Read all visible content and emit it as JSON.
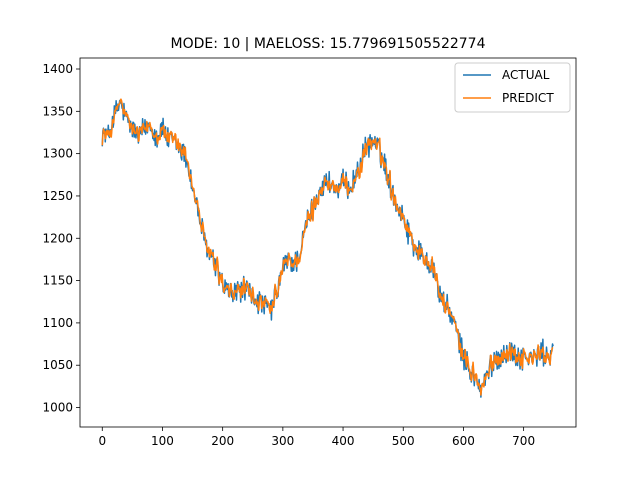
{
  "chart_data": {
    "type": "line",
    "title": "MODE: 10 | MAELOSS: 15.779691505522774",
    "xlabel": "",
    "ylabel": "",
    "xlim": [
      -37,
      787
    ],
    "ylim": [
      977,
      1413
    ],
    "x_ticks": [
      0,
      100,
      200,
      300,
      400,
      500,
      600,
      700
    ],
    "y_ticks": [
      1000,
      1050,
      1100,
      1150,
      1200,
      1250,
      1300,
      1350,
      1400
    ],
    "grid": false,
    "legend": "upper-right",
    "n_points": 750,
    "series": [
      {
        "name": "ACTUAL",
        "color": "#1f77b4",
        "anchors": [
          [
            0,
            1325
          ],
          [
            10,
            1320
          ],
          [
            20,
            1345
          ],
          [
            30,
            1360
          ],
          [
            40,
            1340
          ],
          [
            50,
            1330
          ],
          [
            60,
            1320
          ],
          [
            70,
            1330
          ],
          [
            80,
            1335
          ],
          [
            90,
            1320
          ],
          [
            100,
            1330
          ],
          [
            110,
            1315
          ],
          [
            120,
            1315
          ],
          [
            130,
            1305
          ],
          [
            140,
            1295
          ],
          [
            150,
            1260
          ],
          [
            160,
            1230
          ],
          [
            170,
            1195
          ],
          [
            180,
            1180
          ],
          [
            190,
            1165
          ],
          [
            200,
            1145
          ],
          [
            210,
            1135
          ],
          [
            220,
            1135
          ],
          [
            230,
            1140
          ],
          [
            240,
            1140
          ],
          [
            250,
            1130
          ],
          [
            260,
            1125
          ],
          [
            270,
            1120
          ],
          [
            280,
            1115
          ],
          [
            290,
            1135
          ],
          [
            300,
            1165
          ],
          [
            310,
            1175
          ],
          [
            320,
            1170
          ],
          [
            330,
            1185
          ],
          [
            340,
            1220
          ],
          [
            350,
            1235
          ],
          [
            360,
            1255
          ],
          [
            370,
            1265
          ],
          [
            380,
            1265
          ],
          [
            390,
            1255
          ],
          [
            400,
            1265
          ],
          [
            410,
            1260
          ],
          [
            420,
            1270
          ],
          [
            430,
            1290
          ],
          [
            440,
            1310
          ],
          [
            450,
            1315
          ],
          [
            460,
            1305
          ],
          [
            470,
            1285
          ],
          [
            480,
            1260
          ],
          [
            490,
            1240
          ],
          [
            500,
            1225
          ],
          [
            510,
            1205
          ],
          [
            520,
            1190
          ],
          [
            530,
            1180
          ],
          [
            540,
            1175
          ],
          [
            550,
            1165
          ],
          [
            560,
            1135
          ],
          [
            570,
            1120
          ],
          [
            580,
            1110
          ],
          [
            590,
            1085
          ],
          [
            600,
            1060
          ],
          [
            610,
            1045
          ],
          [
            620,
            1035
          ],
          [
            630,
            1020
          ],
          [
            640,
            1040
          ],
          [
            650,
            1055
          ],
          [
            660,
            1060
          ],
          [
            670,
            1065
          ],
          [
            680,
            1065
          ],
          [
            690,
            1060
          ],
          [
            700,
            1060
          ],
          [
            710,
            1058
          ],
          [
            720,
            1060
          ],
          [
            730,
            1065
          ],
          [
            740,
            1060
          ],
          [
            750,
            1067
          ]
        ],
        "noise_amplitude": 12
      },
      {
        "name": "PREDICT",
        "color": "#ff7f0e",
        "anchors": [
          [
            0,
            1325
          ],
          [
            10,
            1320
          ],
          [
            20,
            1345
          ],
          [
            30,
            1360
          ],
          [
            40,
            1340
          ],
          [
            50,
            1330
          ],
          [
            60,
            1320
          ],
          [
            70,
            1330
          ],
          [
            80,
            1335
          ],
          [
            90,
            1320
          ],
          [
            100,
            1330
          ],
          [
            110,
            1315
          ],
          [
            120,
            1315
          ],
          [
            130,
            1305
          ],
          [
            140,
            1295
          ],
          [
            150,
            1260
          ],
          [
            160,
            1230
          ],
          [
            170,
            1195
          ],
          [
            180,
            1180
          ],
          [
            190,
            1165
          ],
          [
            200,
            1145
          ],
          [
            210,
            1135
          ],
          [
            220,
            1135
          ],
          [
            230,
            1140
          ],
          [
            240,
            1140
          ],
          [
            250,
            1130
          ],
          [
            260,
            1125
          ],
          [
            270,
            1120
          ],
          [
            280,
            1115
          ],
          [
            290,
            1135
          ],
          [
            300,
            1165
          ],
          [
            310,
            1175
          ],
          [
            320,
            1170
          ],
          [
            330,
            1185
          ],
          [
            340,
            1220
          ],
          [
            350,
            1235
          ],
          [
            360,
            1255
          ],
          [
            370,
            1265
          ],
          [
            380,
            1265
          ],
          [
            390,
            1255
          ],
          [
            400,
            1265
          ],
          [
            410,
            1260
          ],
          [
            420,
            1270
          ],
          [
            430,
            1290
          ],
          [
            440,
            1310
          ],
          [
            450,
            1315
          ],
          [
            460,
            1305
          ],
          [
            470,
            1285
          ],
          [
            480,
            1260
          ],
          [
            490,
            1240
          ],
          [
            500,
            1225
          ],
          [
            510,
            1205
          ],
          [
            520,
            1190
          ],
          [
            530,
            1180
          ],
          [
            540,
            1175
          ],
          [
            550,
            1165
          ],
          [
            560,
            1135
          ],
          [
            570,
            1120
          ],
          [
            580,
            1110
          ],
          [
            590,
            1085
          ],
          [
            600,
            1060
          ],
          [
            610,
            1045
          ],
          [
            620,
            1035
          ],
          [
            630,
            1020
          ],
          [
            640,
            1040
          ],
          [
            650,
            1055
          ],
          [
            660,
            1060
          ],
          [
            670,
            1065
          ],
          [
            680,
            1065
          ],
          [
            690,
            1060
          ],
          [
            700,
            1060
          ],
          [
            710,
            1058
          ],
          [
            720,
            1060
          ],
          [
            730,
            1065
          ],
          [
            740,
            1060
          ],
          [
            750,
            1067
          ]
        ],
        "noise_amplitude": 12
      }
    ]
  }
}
...
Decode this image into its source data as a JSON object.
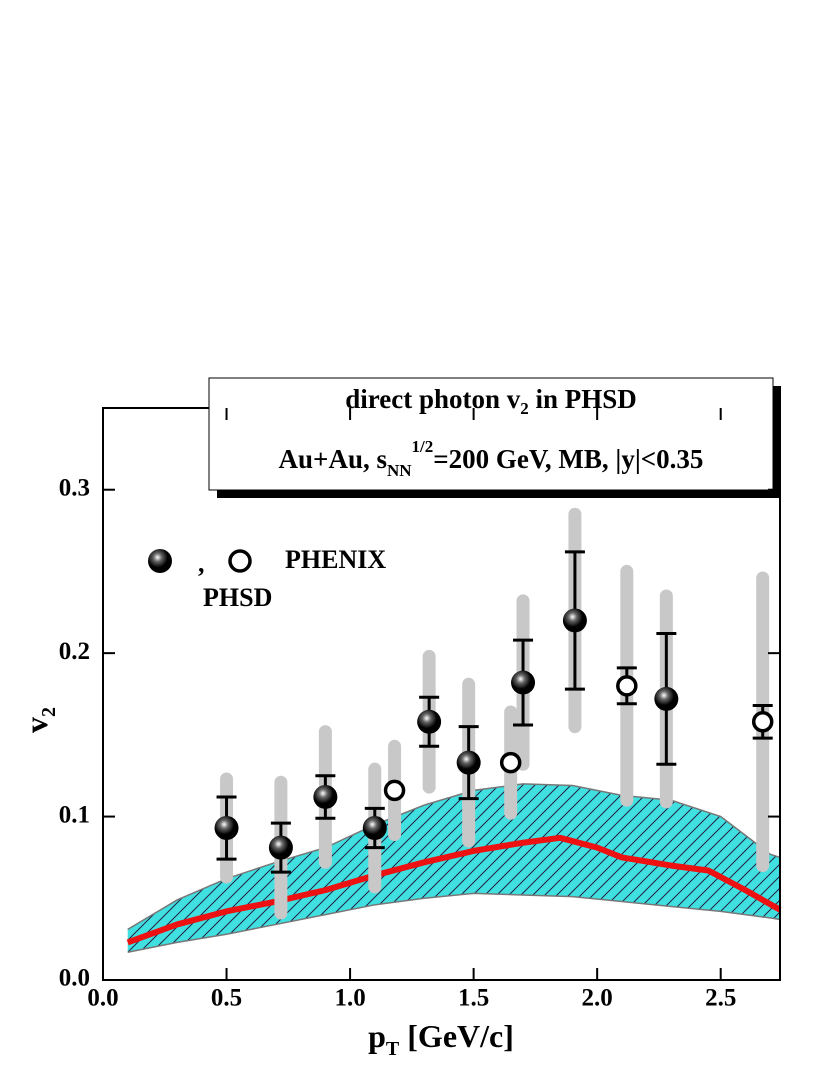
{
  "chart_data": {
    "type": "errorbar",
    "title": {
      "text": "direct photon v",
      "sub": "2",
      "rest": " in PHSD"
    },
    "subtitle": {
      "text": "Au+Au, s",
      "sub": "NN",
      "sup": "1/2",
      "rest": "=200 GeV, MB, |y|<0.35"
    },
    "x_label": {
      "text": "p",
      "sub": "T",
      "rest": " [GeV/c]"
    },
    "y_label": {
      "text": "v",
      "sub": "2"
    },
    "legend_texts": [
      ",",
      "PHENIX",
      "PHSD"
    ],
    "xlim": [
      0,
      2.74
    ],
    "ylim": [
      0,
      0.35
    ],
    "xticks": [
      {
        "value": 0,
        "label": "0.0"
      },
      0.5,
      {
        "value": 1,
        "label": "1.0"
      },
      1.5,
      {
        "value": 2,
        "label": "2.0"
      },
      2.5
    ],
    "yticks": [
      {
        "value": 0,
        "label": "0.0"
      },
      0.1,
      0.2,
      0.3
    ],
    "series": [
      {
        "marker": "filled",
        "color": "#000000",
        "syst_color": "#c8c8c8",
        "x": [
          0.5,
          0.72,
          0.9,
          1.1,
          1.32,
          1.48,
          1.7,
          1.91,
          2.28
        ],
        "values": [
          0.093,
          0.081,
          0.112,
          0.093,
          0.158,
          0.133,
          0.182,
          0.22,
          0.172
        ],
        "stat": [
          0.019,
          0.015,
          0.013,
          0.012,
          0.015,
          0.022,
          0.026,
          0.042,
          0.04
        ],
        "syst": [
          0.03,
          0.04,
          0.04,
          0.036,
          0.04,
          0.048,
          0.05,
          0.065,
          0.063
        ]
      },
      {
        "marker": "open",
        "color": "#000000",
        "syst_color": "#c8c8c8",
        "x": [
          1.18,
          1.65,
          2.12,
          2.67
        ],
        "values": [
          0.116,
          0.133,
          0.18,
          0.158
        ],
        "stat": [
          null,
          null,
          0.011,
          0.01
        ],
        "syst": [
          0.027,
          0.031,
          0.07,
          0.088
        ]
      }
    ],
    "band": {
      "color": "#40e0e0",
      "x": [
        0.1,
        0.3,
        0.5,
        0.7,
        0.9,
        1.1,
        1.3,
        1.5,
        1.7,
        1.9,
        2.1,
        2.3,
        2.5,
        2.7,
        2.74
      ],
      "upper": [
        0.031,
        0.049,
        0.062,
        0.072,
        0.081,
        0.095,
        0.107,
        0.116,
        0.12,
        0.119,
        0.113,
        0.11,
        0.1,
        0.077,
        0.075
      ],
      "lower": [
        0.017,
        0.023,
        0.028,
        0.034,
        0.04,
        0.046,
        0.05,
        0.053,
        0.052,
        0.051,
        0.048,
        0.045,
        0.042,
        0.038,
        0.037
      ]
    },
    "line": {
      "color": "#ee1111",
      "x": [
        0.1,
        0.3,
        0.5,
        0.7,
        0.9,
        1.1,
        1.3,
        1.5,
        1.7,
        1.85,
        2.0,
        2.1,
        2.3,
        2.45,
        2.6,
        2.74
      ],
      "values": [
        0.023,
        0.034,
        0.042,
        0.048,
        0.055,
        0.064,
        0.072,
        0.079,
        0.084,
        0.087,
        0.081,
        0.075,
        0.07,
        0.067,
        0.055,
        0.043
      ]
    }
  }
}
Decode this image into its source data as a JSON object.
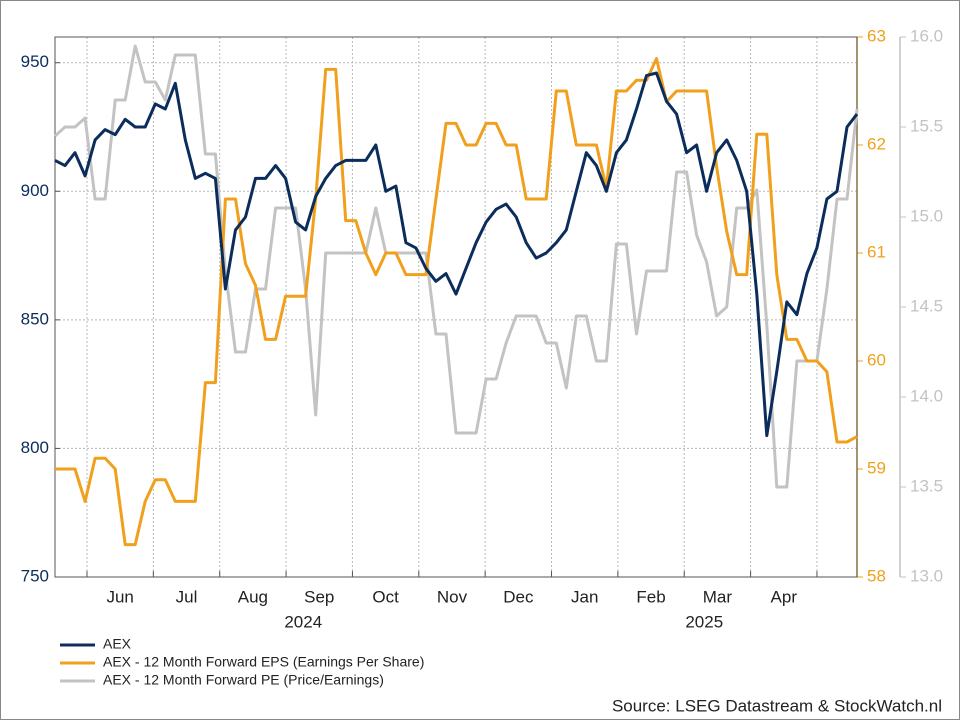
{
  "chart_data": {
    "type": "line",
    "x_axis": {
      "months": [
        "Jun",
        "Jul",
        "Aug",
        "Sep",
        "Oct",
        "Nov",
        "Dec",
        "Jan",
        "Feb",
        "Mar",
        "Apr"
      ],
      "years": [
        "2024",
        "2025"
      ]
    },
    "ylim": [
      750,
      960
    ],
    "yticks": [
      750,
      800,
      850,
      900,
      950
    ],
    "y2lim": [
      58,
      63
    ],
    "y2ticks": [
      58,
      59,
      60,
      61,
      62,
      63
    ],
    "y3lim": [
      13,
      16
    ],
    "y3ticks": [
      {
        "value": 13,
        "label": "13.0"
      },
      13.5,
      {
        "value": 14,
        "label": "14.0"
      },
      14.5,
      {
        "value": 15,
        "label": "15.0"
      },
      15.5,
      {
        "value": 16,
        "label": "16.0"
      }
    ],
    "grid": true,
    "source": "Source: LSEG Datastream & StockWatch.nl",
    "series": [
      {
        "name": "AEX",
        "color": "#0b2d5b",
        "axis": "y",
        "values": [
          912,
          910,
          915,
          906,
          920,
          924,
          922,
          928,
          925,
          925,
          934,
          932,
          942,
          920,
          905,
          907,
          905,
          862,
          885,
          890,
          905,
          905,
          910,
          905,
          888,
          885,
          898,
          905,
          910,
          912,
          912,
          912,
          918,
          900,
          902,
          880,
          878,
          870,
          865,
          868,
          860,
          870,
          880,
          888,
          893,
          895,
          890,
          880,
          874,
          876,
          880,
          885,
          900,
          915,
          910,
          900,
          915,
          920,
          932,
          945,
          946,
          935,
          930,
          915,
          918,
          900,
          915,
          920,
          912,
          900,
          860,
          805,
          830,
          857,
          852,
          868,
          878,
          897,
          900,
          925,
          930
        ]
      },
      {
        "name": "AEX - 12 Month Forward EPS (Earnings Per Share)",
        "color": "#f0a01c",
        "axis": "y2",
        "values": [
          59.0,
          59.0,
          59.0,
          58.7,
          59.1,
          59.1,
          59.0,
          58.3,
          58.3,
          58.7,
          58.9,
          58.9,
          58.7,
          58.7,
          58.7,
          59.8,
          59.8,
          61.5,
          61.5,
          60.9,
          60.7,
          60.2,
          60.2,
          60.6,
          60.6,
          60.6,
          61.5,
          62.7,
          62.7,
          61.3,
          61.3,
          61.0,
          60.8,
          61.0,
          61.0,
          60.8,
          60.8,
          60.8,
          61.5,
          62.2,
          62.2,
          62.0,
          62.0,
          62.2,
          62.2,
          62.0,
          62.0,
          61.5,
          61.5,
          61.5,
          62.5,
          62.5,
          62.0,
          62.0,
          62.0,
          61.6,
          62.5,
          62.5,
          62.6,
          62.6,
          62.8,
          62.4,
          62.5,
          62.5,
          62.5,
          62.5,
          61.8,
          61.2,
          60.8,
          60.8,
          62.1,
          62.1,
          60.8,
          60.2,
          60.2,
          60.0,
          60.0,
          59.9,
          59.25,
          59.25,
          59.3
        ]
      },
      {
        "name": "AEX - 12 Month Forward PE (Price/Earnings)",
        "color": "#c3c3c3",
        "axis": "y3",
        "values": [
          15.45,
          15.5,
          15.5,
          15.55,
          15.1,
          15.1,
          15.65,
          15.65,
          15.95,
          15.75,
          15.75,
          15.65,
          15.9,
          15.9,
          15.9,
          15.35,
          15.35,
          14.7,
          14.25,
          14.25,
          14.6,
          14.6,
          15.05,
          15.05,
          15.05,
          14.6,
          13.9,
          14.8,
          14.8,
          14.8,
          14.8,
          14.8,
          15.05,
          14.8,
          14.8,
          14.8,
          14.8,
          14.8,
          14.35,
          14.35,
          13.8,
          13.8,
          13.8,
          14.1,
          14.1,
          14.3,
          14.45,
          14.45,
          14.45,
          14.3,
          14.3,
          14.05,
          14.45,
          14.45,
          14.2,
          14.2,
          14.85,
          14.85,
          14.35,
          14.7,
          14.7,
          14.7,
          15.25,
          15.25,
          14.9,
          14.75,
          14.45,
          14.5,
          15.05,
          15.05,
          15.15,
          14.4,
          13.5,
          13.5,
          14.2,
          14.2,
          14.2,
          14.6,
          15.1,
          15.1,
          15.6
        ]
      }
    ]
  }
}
...
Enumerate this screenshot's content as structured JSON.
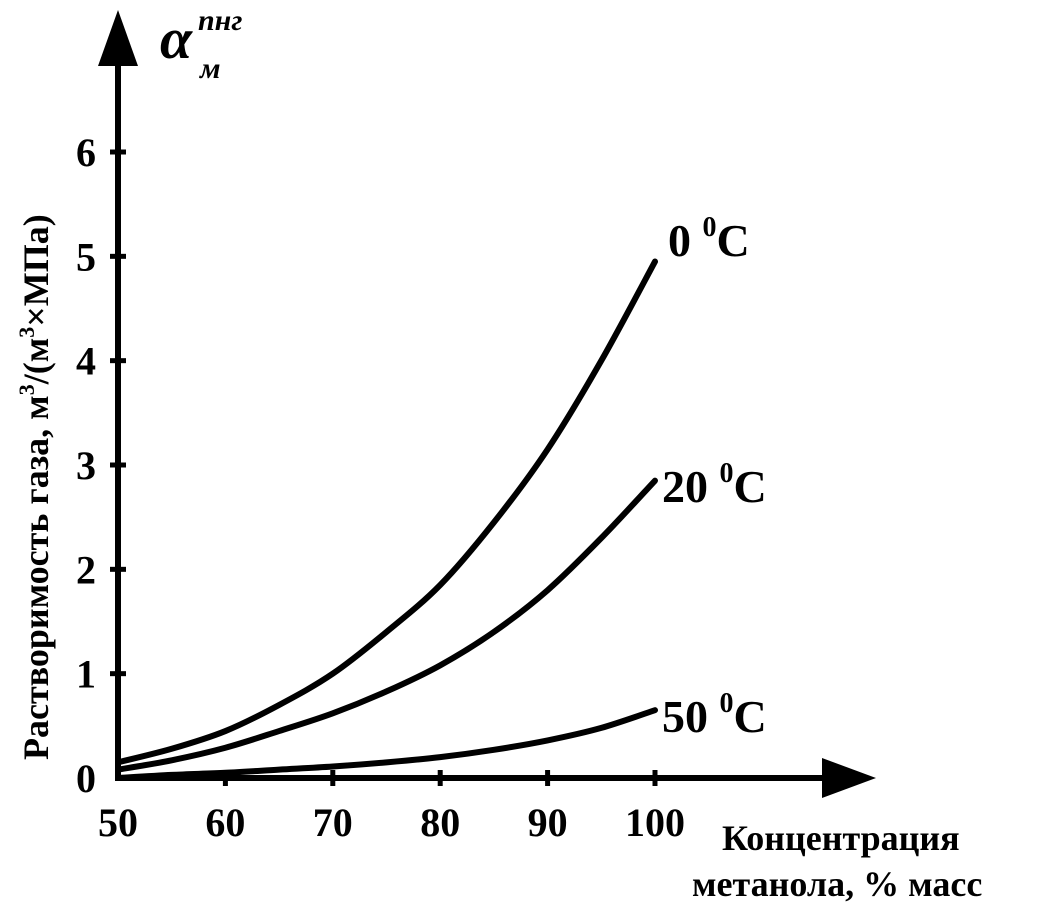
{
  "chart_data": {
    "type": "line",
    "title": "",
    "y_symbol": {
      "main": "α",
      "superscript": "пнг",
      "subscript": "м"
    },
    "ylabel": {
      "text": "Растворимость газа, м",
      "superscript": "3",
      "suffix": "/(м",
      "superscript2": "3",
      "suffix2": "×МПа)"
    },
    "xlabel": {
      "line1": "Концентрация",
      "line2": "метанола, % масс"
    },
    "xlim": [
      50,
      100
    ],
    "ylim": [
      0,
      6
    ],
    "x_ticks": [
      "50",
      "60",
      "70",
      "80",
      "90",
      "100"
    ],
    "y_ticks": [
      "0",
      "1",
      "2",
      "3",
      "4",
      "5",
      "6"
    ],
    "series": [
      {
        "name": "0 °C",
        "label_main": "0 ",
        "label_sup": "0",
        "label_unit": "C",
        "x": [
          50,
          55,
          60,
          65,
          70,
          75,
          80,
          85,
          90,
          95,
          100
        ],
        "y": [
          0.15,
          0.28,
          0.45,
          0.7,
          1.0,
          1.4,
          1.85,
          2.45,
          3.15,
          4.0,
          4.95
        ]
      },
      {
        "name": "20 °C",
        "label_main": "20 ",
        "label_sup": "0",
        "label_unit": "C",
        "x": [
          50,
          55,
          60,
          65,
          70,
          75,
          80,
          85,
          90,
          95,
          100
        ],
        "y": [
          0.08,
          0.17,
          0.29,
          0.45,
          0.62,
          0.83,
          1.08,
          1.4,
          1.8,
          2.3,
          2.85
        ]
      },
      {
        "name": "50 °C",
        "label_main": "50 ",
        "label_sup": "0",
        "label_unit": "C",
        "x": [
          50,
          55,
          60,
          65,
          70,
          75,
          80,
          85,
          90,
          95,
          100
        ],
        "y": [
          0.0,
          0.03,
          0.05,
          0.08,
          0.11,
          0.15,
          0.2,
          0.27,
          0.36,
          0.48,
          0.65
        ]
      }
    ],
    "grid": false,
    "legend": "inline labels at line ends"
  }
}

Problem requirements:
Search the records above for "JSON". Copy each line where it is found.

Output for this exercise:
Read all visible content and emit it as JSON.
Decode this image into its source data as a JSON object.
Decode this image into its source data as a JSON object.
Enumerate this screenshot's content as structured JSON.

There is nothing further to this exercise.